• _WHAT IS REQUIRED_: Find the number of lines containing the string "safety" in the data. Answer with the number by itself.

(Data records)
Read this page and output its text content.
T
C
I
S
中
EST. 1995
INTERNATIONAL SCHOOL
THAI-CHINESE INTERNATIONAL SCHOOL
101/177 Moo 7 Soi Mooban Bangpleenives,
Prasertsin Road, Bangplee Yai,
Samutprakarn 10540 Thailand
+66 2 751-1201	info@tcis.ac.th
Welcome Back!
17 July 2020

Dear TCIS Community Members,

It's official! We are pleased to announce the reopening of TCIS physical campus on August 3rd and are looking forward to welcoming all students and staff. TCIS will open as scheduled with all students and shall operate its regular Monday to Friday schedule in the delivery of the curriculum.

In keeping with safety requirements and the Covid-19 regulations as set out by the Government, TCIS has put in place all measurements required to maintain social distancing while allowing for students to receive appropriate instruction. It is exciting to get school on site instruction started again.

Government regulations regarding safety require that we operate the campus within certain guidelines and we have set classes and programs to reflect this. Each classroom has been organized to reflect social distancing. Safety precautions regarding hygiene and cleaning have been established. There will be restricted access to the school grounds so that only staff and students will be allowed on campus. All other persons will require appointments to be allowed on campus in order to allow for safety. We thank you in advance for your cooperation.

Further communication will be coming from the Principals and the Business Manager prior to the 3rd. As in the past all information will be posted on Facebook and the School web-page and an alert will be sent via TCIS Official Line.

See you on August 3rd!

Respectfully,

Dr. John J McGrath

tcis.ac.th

• _RESULT OF THE EXERCISE_: 2